What you will do:
Only the count is wanted here: how many lines of the entries hold the string "Lasa"?

[Records from a collection]
====
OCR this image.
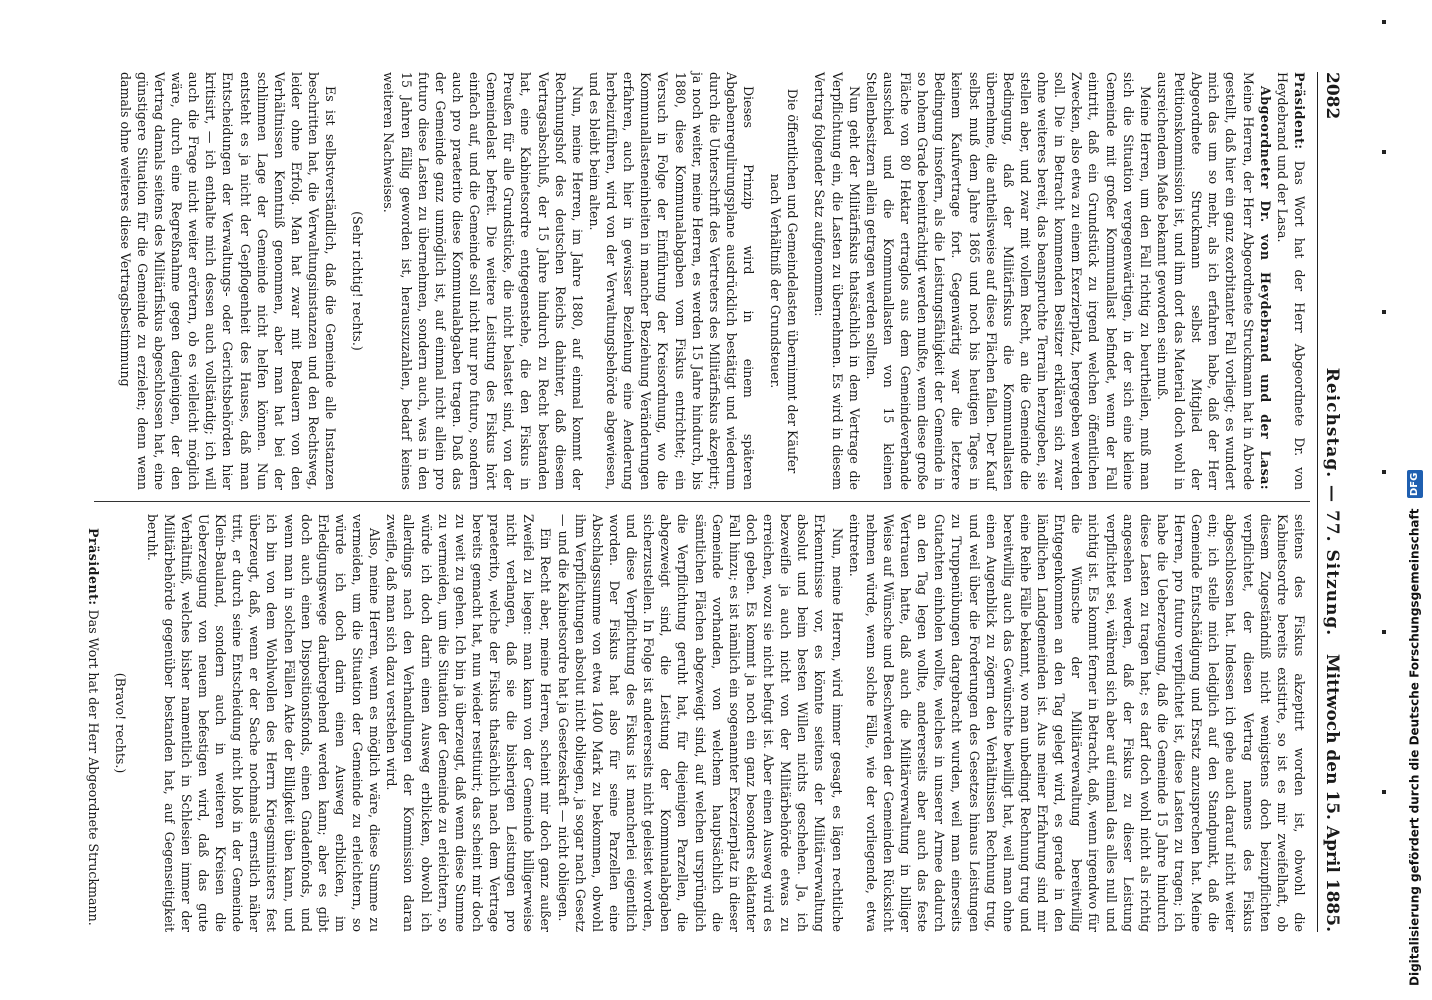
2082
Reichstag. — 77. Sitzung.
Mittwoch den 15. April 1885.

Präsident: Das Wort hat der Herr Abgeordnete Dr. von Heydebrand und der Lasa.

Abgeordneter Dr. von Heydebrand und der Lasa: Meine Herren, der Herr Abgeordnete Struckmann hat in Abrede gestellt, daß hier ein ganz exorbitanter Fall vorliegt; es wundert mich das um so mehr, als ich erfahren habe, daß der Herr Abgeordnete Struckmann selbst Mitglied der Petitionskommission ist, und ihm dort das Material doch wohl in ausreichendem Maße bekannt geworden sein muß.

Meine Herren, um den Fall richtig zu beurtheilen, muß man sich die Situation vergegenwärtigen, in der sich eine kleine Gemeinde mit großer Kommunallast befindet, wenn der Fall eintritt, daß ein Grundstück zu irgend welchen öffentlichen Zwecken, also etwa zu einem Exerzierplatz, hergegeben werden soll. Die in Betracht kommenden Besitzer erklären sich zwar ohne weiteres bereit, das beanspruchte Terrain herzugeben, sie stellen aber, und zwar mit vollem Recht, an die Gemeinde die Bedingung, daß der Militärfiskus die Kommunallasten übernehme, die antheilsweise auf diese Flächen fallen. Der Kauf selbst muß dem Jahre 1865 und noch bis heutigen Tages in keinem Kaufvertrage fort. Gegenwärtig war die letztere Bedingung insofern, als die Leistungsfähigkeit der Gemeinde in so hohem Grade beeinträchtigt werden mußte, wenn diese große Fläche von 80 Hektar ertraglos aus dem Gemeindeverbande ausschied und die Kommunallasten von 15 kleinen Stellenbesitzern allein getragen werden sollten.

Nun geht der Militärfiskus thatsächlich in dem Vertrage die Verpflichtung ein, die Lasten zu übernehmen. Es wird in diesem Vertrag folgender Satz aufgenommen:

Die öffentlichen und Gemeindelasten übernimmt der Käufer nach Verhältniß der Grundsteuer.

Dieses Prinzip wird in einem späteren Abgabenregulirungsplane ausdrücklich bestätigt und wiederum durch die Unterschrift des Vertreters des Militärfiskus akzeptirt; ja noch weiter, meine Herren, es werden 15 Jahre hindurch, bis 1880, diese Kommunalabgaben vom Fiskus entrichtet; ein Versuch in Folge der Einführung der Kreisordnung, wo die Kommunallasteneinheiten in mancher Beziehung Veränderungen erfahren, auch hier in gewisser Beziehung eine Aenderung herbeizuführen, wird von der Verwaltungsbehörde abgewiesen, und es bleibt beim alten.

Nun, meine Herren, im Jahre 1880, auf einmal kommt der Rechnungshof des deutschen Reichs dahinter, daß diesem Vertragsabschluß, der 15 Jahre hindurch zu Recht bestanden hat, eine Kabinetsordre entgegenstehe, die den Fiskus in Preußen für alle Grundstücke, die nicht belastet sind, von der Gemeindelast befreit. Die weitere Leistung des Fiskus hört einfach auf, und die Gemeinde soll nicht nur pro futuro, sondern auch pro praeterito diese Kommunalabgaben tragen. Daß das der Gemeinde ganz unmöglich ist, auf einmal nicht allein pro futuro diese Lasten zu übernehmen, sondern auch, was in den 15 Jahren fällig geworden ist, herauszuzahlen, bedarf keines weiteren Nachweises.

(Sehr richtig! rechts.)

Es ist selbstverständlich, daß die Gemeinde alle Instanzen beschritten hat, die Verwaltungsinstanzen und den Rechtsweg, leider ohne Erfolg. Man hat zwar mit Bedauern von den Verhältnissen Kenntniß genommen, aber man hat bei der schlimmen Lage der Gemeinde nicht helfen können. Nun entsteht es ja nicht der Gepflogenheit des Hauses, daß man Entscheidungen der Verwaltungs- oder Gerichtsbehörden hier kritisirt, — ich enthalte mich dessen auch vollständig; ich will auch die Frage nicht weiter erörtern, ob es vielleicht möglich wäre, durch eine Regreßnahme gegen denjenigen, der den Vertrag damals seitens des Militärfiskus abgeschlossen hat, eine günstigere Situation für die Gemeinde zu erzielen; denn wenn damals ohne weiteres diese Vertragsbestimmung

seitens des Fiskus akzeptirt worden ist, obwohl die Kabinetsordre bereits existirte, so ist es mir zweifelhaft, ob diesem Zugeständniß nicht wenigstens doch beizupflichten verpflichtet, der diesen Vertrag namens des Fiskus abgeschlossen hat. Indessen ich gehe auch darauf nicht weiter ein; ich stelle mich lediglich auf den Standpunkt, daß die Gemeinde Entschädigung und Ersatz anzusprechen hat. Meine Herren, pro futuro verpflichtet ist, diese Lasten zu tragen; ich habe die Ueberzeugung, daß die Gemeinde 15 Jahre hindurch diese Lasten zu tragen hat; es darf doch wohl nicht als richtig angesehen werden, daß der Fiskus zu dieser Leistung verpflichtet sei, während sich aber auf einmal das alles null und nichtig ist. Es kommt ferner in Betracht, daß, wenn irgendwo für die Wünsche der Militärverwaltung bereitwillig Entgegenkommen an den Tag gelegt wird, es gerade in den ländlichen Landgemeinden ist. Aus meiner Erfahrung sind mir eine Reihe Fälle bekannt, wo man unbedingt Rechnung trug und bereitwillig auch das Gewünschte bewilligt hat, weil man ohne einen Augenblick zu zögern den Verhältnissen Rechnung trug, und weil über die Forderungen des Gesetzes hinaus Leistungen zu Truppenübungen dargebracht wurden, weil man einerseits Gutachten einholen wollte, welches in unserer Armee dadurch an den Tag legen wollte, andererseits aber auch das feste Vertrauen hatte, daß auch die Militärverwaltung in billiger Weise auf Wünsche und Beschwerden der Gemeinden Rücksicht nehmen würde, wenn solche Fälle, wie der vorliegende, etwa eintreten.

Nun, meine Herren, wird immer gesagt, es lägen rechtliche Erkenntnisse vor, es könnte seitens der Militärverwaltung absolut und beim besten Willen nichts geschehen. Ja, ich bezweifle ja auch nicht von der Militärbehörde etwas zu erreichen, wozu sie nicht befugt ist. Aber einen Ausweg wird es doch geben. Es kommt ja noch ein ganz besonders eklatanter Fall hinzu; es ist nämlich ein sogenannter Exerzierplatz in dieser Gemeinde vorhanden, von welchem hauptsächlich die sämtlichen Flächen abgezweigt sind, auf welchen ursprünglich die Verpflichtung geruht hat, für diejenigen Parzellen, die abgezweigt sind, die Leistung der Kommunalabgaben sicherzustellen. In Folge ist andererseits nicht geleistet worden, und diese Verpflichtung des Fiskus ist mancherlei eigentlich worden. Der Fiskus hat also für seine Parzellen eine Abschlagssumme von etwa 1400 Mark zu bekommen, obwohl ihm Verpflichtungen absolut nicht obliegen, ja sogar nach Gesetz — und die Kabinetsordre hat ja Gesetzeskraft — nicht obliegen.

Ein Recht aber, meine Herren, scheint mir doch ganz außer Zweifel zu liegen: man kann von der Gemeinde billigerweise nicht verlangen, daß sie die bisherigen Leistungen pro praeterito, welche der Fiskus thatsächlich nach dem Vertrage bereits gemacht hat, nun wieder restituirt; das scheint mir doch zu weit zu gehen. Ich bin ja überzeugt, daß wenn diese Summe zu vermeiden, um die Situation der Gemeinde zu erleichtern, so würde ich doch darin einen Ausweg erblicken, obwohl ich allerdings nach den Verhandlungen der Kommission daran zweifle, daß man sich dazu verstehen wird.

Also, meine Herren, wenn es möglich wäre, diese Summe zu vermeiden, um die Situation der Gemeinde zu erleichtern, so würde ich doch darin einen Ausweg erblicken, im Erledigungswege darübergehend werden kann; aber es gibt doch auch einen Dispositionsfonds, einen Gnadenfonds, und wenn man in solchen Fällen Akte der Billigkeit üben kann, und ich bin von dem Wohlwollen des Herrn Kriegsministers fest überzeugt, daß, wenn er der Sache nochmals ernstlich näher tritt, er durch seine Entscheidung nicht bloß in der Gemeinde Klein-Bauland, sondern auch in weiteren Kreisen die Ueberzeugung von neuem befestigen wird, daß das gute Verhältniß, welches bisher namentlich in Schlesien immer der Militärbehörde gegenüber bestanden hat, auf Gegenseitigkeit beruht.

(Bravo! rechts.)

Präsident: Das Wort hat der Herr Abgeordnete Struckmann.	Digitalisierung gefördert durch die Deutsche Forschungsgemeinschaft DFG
====
Completed exercise:
2